■ TASK MATERIAL
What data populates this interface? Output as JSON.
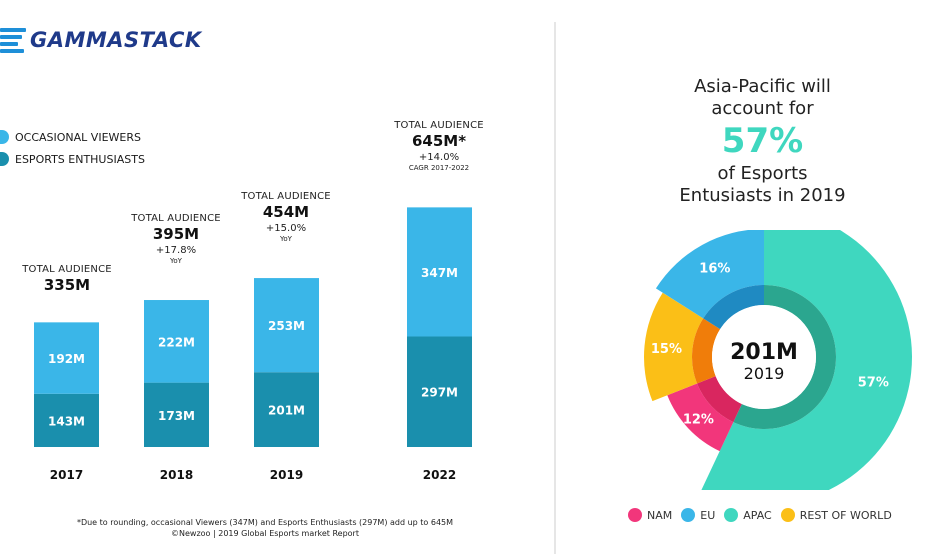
{
  "brand": {
    "name": "GAMMASTACK"
  },
  "colors": {
    "occasional": "#3ab6e8",
    "enthusiasts": "#1a8fad",
    "nam": "#f2367b",
    "eu": "#3ab6e8",
    "apac": "#3fd7bf",
    "rest": "#fbbf17"
  },
  "legend_left": {
    "items": [
      {
        "label": "OCCASIONAL VIEWERS",
        "color": "#3ab6e8"
      },
      {
        "label": "ESPORTS ENTHUSIASTS",
        "color": "#1a8fad"
      }
    ]
  },
  "bar_annotations": [
    {
      "label": "TOTAL AUDIENCE",
      "total": "335M",
      "growth": "",
      "sub": ""
    },
    {
      "label": "TOTAL AUDIENCE",
      "total": "395M",
      "growth": "+17.8%",
      "sub": "YoY"
    },
    {
      "label": "TOTAL AUDIENCE",
      "total": "454M",
      "growth": "+15.0%",
      "sub": "YoY"
    },
    {
      "label": "TOTAL AUDIENCE",
      "total": "645M*",
      "growth": "+14.0%",
      "sub": "CAGR 2017-2022"
    }
  ],
  "footnote": {
    "line1": "*Due to rounding, occasional Viewers (347M) and Esports Enthusiasts (297M) add up to 645M",
    "line2": "©Newzoo | 2019 Global Esports market Report"
  },
  "headline": {
    "line1": "Asia-Pacific will",
    "line2": "account for",
    "big": "57%",
    "line3": "of Esports",
    "line4": "Entusiasts in 2019"
  },
  "legend_right": {
    "items": [
      {
        "label": "NAM",
        "color": "#f2367b"
      },
      {
        "label": "EU",
        "color": "#3ab6e8"
      },
      {
        "label": "APAC",
        "color": "#3fd7bf"
      },
      {
        "label": "REST OF WORLD",
        "color": "#fbbf17"
      }
    ]
  },
  "chart_data": [
    {
      "type": "bar",
      "stacked": true,
      "categories": [
        "2017",
        "2018",
        "2019",
        "2022"
      ],
      "series": [
        {
          "name": "ESPORTS ENTHUSIASTS",
          "values": [
            143,
            173,
            201,
            297
          ],
          "labels": [
            "143M",
            "173M",
            "201M",
            "297M"
          ]
        },
        {
          "name": "OCCASIONAL VIEWERS",
          "values": [
            192,
            222,
            253,
            347
          ],
          "labels": [
            "192M",
            "222M",
            "253M",
            "347M"
          ]
        }
      ],
      "totals": [
        335,
        395,
        454,
        645
      ],
      "ylim": [
        0,
        660
      ]
    },
    {
      "type": "pie",
      "style": "donut",
      "center_value": "201M",
      "center_label": "2019",
      "categories": [
        "APAC",
        "NAM",
        "REST OF WORLD",
        "EU"
      ],
      "values": [
        57,
        12,
        15,
        16
      ],
      "labels": [
        "57%",
        "12%",
        "15%",
        "16%"
      ]
    }
  ]
}
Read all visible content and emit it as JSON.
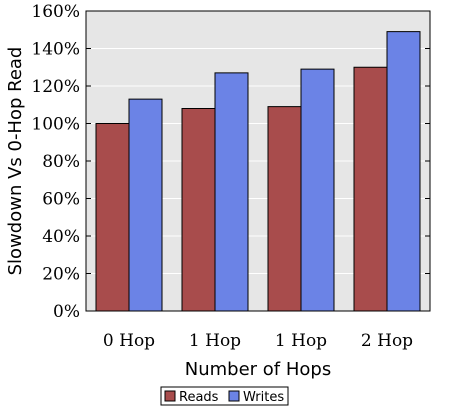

■ GIVEN INSTRUCTION
Copy every line above that holds the word "name".

■ WORKED SOLUTION
    "name": "GAMMASTACK"
          "name": "ESPORTS ENTHUSIASTS",
          "name": "OCCASIONAL VIEWERS",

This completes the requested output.